Objective — Return all entries precisely as they stand, without the images.
··· The data
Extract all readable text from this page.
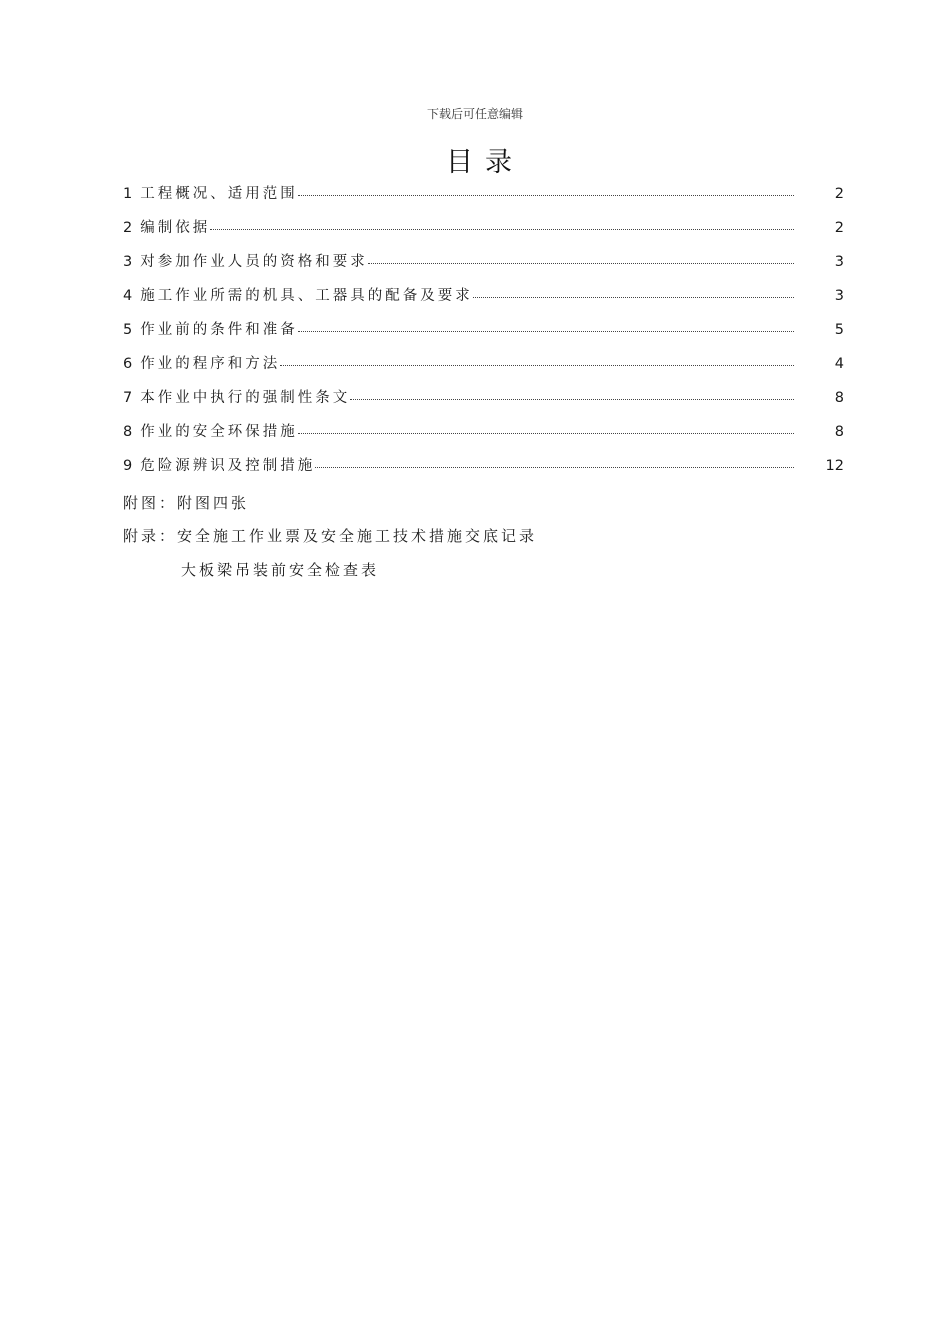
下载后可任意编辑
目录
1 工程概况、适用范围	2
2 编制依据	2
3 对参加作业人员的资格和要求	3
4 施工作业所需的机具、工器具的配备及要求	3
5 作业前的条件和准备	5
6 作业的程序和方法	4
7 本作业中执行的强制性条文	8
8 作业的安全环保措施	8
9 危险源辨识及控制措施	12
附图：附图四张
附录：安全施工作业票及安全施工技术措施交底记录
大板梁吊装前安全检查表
······
Correct output —
Extract all readable text from this page.
下载后可任意编辑
目录
1 工程概况、适用范围	2
2 编制依据	2
3 对参加作业人员的资格和要求	3
4 施工作业所需的机具、工器具的配备及要求	3
5 作业前的条件和准备	5
6 作业的程序和方法	4
7 本作业中执行的强制性条文	8
8 作业的安全环保措施	8
9 危险源辨识及控制措施	12
附图：附图四张
附录：安全施工作业票及安全施工技术措施交底记录
大板梁吊装前安全检查表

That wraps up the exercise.